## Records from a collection
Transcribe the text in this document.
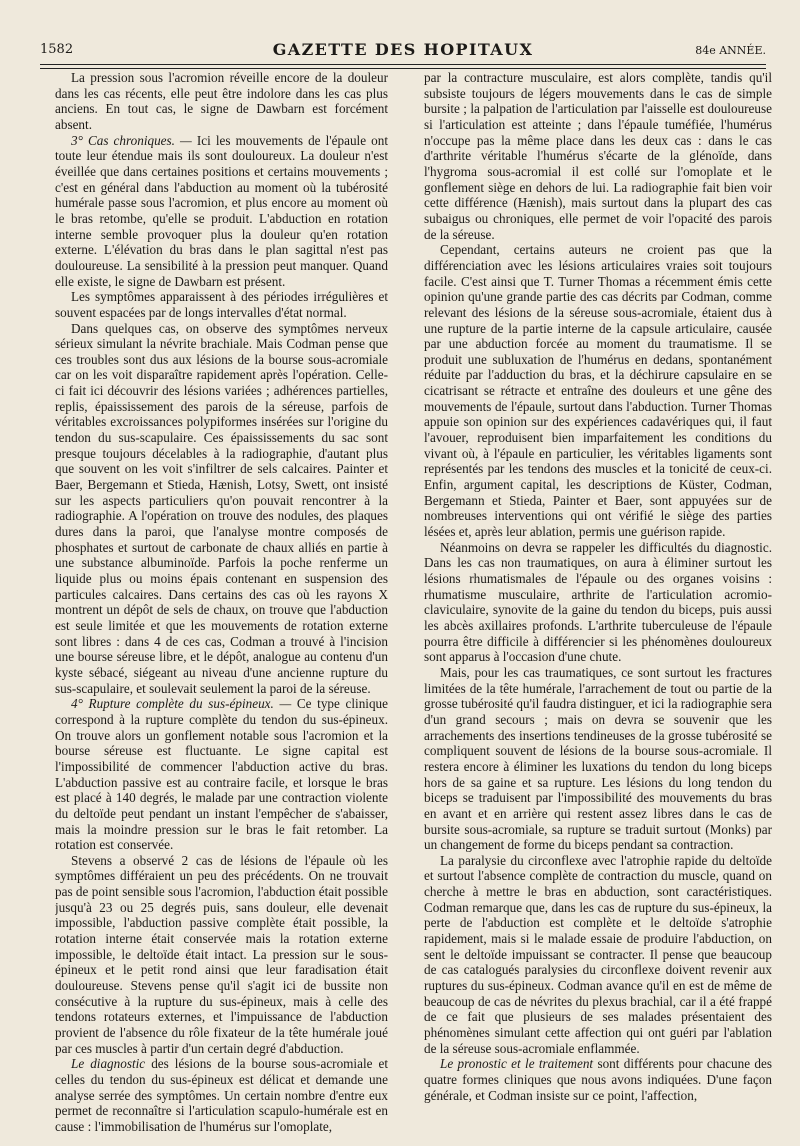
1582	GAZETTE DES HOPITAUX	84e ANNÉE.

La pression sous l'acromion réveille encore de la douleur dans les cas récents, elle peut être indolore dans les cas plus anciens. En tout cas, le signe de Dawbarn est forcément absent.

3° Cas chroniques. — Ici les mouvements de l'épaule ont toute leur étendue mais ils sont douloureux. La douleur n'est éveillée que dans certaines positions et certains mouvements ; c'est en général dans l'abduction au moment où la tubérosité humérale passe sous l'acromion, et plus encore au moment où le bras retombe, qu'elle se produit. L'abduction en rotation interne semble provoquer plus la douleur qu'en rotation externe. L'élévation du bras dans le plan sagittal n'est pas douloureuse. La sensibilité à la pression peut manquer. Quand elle existe, le signe de Dawbarn est présent.

Les symptômes apparaissent à des périodes irrégulières et souvent espacées par de longs intervalles d'état normal.

Dans quelques cas, on observe des symptômes nerveux sérieux simulant la névrite brachiale. Mais Codman pense que ces troubles sont dus aux lésions de la bourse sous-acromiale car on les voit disparaître rapidement après l'opération. Celle-ci fait ici découvrir des lésions variées ; adhérences partielles, replis, épaississement des parois de la séreuse, parfois de véritables excroissances polypiformes insérées sur l'origine du tendon du sus-scapulaire. Ces épaississements du sac sont presque toujours décelables à la radiographie, d'autant plus que souvent on les voit s'infiltrer de sels calcaires. Painter et Baer, Bergemann et Stieda, Hænish, Lotsy, Swett, ont insisté sur les aspects particuliers qu'on pouvait rencontrer à la radiographie. A l'opération on trouve des nodules, des plaques dures dans la paroi, que l'analyse montre composés de phosphates et surtout de carbonate de chaux alliés en partie à une substance albuminoïde. Parfois la poche renferme un liquide plus ou moins épais contenant en suspension des particules calcaires. Dans certains des cas où les rayons X montrent un dépôt de sels de chaux, on trouve que l'abduction est seule limitée et que les mouvements de rotation externe sont libres : dans 4 de ces cas, Codman a trouvé à l'incision une bourse séreuse libre, et le dépôt, analogue au contenu d'un kyste sébacé, siégeant au niveau d'une ancienne rupture du sus-scapulaire, et soulevait seulement la paroi de la séreuse.

4° Rupture complète du sus-épineux. — Ce type clinique correspond à la rupture complète du tendon du sus-épineux. On trouve alors un gonflement notable sous l'acromion et la bourse séreuse est fluctuante. Le signe capital est l'impossibilité de commencer l'abduction active du bras. L'abduction passive est au contraire facile, et lorsque le bras est placé à 140 degrés, le malade par une contraction violente du deltoïde peut pendant un instant l'empêcher de s'abaisser, mais la moindre pression sur le bras le fait retomber. La rotation est conservée.

Stevens a observé 2 cas de lésions de l'épaule où les symptômes différaient un peu des précédents. On ne trouvait pas de point sensible sous l'acromion, l'abduction était possible jusqu'à 23 ou 25 degrés puis, sans douleur, elle devenait impossible, l'abduction passive complète était possible, la rotation interne était conservée mais la rotation externe impossible, le deltoïde était intact. La pression sur le sous-épineux et le petit rond ainsi que leur faradisation était douloureuse. Stevens pense qu'il s'agit ici de bussite non consécutive à la rupture du sus-épineux, mais à celle des tendons rotateurs externes, et l'impuissance de l'abduction provient de l'absence du rôle fixateur de la tête humérale joué par ces muscles à partir d'un certain degré d'abduction.

Le diagnostic des lésions de la bourse sous-acromiale et celles du tendon du sus-épineux est délicat et demande une analyse serrée des symptômes. Un certain nombre d'entre eux permet de reconnaître si l'articulation scapulo-humérale est en cause : l'immobilisation de l'humérus sur l'omoplate,

par la contracture musculaire, est alors complète, tandis qu'il subsiste toujours de légers mouvements dans le cas de simple bursite ; la palpation de l'articulation par l'aisselle est douloureuse si l'articulation est atteinte ; dans l'épaule tuméfiée, l'humérus n'occupe pas la même place dans les deux cas : dans le cas d'arthrite véritable l'humérus s'écarte de la glénoïde, dans l'hygroma sous-acromial il est collé sur l'omoplate et le gonflement siège en dehors de lui. La radiographie fait bien voir cette différence (Hænish), mais surtout dans la plupart des cas subaigus ou chroniques, elle permet de voir l'opacité des parois de la séreuse.

Cependant, certains auteurs ne croient pas que la différenciation avec les lésions articulaires vraies soit toujours facile. C'est ainsi que T. Turner Thomas a récemment émis cette opinion qu'une grande partie des cas décrits par Codman, comme relevant des lésions de la séreuse sous-acromiale, étaient dus à une rupture de la partie interne de la capsule articulaire, causée par une abduction forcée au moment du traumatisme. Il se produit une subluxation de l'humérus en dedans, spontanément réduite par l'adduction du bras, et la déchirure capsulaire en se cicatrisant se rétracte et entraîne des douleurs et une gêne des mouvements de l'épaule, surtout dans l'abduction. Turner Thomas appuie son opinion sur des expériences cadavériques qui, il faut l'avouer, reproduisent bien imparfaitement les conditions du vivant où, à l'épaule en particulier, les véritables ligaments sont représentés par les tendons des muscles et la tonicité de ceux-ci. Enfin, argument capital, les descriptions de Küster, Codman, Bergemann et Stieda, Painter et Baer, sont appuyées sur de nombreuses interventions qui ont vérifié le siège des parties lésées et, après leur ablation, permis une guérison rapide.

Néanmoins on devra se rappeler les difficultés du diagnostic. Dans les cas non traumatiques, on aura à éliminer surtout les lésions rhumatismales de l'épaule ou des organes voisins : rhumatisme musculaire, arthrite de l'articulation acromio-claviculaire, synovite de la gaine du tendon du biceps, puis aussi les abcès axillaires profonds. L'arthrite tuberculeuse de l'épaule pourra être difficile à différencier si les phénomènes douloureux sont apparus à l'occasion d'une chute.

Mais, pour les cas traumatiques, ce sont surtout les fractures limitées de la tête humérale, l'arrachement de tout ou partie de la grosse tubérosité qu'il faudra distinguer, et ici la radiographie sera d'un grand secours ; mais on devra se souvenir que les arrachements des insertions tendineuses de la grosse tubérosité se compliquent souvent de lésions de la bourse sous-acromiale. Il restera encore à éliminer les luxations du tendon du long biceps hors de sa gaine et sa rupture. Les lésions du long tendon du biceps se traduisent par l'impossibilité des mouvements du bras en avant et en arrière qui restent assez libres dans le cas de bursite sous-acromiale, sa rupture se traduit surtout (Monks) par un changement de forme du biceps pendant sa contraction.

La paralysie du circonflexe avec l'atrophie rapide du deltoïde et surtout l'absence complète de contraction du muscle, quand on cherche à mettre le bras en abduction, sont caractéristiques. Codman remarque que, dans les cas de rupture du sus-épineux, la perte de l'abduction est complète et le deltoïde s'atrophie rapidement, mais si le malade essaie de produire l'abduction, on sent le deltoïde impuissant se contracter. Il pense que beaucoup de cas catalogués paralysies du circonflexe doivent revenir aux ruptures du sus-épineux. Codman avance qu'il en est de même de beaucoup de cas de névrites du plexus brachial, car il a été frappé de ce fait que plusieurs de ses malades présentaient des phénomènes simulant cette affection qui ont guéri par l'ablation de la séreuse sous-acromiale enflammée.

Le pronostic et le traitement sont différents pour chacune des quatre formes cliniques que nous avons indiquées. D'une façon générale, et Codman insiste sur ce point, l'affection,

## Task goal
Do not include images; quote all of the entries above exactly.

## Task solution
Transcribe the text in this document.
1582	GAZETTE DES HOPITAUX	84e ANNÉE.

La pression sous l'acromion réveille encore de la douleur dans les cas récents, elle peut être indolore dans les cas plus anciens. En tout cas, le signe de Dawbarn est forcément absent.

3° Cas chroniques. — Ici les mouvements de l'épaule ont toute leur étendue mais ils sont douloureux. La douleur n'est éveillée que dans certaines positions et certains mouvements ; c'est en général dans l'abduction au moment où la tubérosité humérale passe sous l'acromion, et plus encore au moment où le bras retombe, qu'elle se produit. L'abduction en rotation interne semble provoquer plus la douleur qu'en rotation externe. L'élévation du bras dans le plan sagittal n'est pas douloureuse. La sensibilité à la pression peut manquer. Quand elle existe, le signe de Dawbarn est présent.

Les symptômes apparaissent à des périodes irrégulières et souvent espacées par de longs intervalles d'état normal.

Dans quelques cas, on observe des symptômes nerveux sérieux simulant la névrite brachiale. Mais Codman pense que ces troubles sont dus aux lésions de la bourse sous-acromiale car on les voit disparaître rapidement après l'opération. Celle-ci fait ici découvrir des lésions variées ; adhérences partielles, replis, épaississement des parois de la séreuse, parfois de véritables excroissances polypiformes insérées sur l'origine du tendon du sus-scapulaire. Ces épaississements du sac sont presque toujours décelables à la radiographie, d'autant plus que souvent on les voit s'infiltrer de sels calcaires. Painter et Baer, Bergemann et Stieda, Hænish, Lotsy, Swett, ont insisté sur les aspects particuliers qu'on pouvait rencontrer à la radiographie. A l'opération on trouve des nodules, des plaques dures dans la paroi, que l'analyse montre composés de phosphates et surtout de carbonate de chaux alliés en partie à une substance albuminoïde. Parfois la poche renferme un liquide plus ou moins épais contenant en suspension des particules calcaires. Dans certains des cas où les rayons X montrent un dépôt de sels de chaux, on trouve que l'abduction est seule limitée et que les mouvements de rotation externe sont libres : dans 4 de ces cas, Codman a trouvé à l'incision une bourse séreuse libre, et le dépôt, analogue au contenu d'un kyste sébacé, siégeant au niveau d'une ancienne rupture du sus-scapulaire, et soulevait seulement la paroi de la séreuse.

4° Rupture complète du sus-épineux. — Ce type clinique correspond à la rupture complète du tendon du sus-épineux. On trouve alors un gonflement notable sous l'acromion et la bourse séreuse est fluctuante. Le signe capital est l'impossibilité de commencer l'abduction active du bras. L'abduction passive est au contraire facile, et lorsque le bras est placé à 140 degrés, le malade par une contraction violente du deltoïde peut pendant un instant l'empêcher de s'abaisser, mais la moindre pression sur le bras le fait retomber. La rotation est conservée.

Stevens a observé 2 cas de lésions de l'épaule où les symptômes différaient un peu des précédents. On ne trouvait pas de point sensible sous l'acromion, l'abduction était possible jusqu'à 23 ou 25 degrés puis, sans douleur, elle devenait impossible, l'abduction passive complète était possible, la rotation interne était conservée mais la rotation externe impossible, le deltoïde était intact. La pression sur le sous-épineux et le petit rond ainsi que leur faradisation était douloureuse. Stevens pense qu'il s'agit ici de bussite non consécutive à la rupture du sus-épineux, mais à celle des tendons rotateurs externes, et l'impuissance de l'abduction provient de l'absence du rôle fixateur de la tête humérale joué par ces muscles à partir d'un certain degré d'abduction.

Le diagnostic des lésions de la bourse sous-acromiale et celles du tendon du sus-épineux est délicat et demande une analyse serrée des symptômes. Un certain nombre d'entre eux permet de reconnaître si l'articulation scapulo-humérale est en cause : l'immobilisation de l'humérus sur l'omoplate,

par la contracture musculaire, est alors complète, tandis qu'il subsiste toujours de légers mouvements dans le cas de simple bursite ; la palpation de l'articulation par l'aisselle est douloureuse si l'articulation est atteinte ; dans l'épaule tuméfiée, l'humérus n'occupe pas la même place dans les deux cas : dans le cas d'arthrite véritable l'humérus s'écarte de la glénoïde, dans l'hygroma sous-acromial il est collé sur l'omoplate et le gonflement siège en dehors de lui. La radiographie fait bien voir cette différence (Hænish), mais surtout dans la plupart des cas subaigus ou chroniques, elle permet de voir l'opacité des parois de la séreuse.

Cependant, certains auteurs ne croient pas que la différenciation avec les lésions articulaires vraies soit toujours facile. C'est ainsi que T. Turner Thomas a récemment émis cette opinion qu'une grande partie des cas décrits par Codman, comme relevant des lésions de la séreuse sous-acromiale, étaient dus à une rupture de la partie interne de la capsule articulaire, causée par une abduction forcée au moment du traumatisme. Il se produit une subluxation de l'humérus en dedans, spontanément réduite par l'adduction du bras, et la déchirure capsulaire en se cicatrisant se rétracte et entraîne des douleurs et une gêne des mouvements de l'épaule, surtout dans l'abduction. Turner Thomas appuie son opinion sur des expériences cadavériques qui, il faut l'avouer, reproduisent bien imparfaitement les conditions du vivant où, à l'épaule en particulier, les véritables ligaments sont représentés par les tendons des muscles et la tonicité de ceux-ci. Enfin, argument capital, les descriptions de Küster, Codman, Bergemann et Stieda, Painter et Baer, sont appuyées sur de nombreuses interventions qui ont vérifié le siège des parties lésées et, après leur ablation, permis une guérison rapide.

Néanmoins on devra se rappeler les difficultés du diagnostic. Dans les cas non traumatiques, on aura à éliminer surtout les lésions rhumatismales de l'épaule ou des organes voisins : rhumatisme musculaire, arthrite de l'articulation acromio-claviculaire, synovite de la gaine du tendon du biceps, puis aussi les abcès axillaires profonds. L'arthrite tuberculeuse de l'épaule pourra être difficile à différencier si les phénomènes douloureux sont apparus à l'occasion d'une chute.

Mais, pour les cas traumatiques, ce sont surtout les fractures limitées de la tête humérale, l'arrachement de tout ou partie de la grosse tubérosité qu'il faudra distinguer, et ici la radiographie sera d'un grand secours ; mais on devra se souvenir que les arrachements des insertions tendineuses de la grosse tubérosité se compliquent souvent de lésions de la bourse sous-acromiale. Il restera encore à éliminer les luxations du tendon du long biceps hors de sa gaine et sa rupture. Les lésions du long tendon du biceps se traduisent par l'impossibilité des mouvements du bras en avant et en arrière qui restent assez libres dans le cas de bursite sous-acromiale, sa rupture se traduit surtout (Monks) par un changement de forme du biceps pendant sa contraction.

La paralysie du circonflexe avec l'atrophie rapide du deltoïde et surtout l'absence complète de contraction du muscle, quand on cherche à mettre le bras en abduction, sont caractéristiques. Codman remarque que, dans les cas de rupture du sus-épineux, la perte de l'abduction est complète et le deltoïde s'atrophie rapidement, mais si le malade essaie de produire l'abduction, on sent le deltoïde impuissant se contracter. Il pense que beaucoup de cas catalogués paralysies du circonflexe doivent revenir aux ruptures du sus-épineux. Codman avance qu'il en est de même de beaucoup de cas de névrites du plexus brachial, car il a été frappé de ce fait que plusieurs de ses malades présentaient des phénomènes simulant cette affection qui ont guéri par l'ablation de la séreuse sous-acromiale enflammée.

Le pronostic et le traitement sont différents pour chacune des quatre formes cliniques que nous avons indiquées. D'une façon générale, et Codman insiste sur ce point, l'affection,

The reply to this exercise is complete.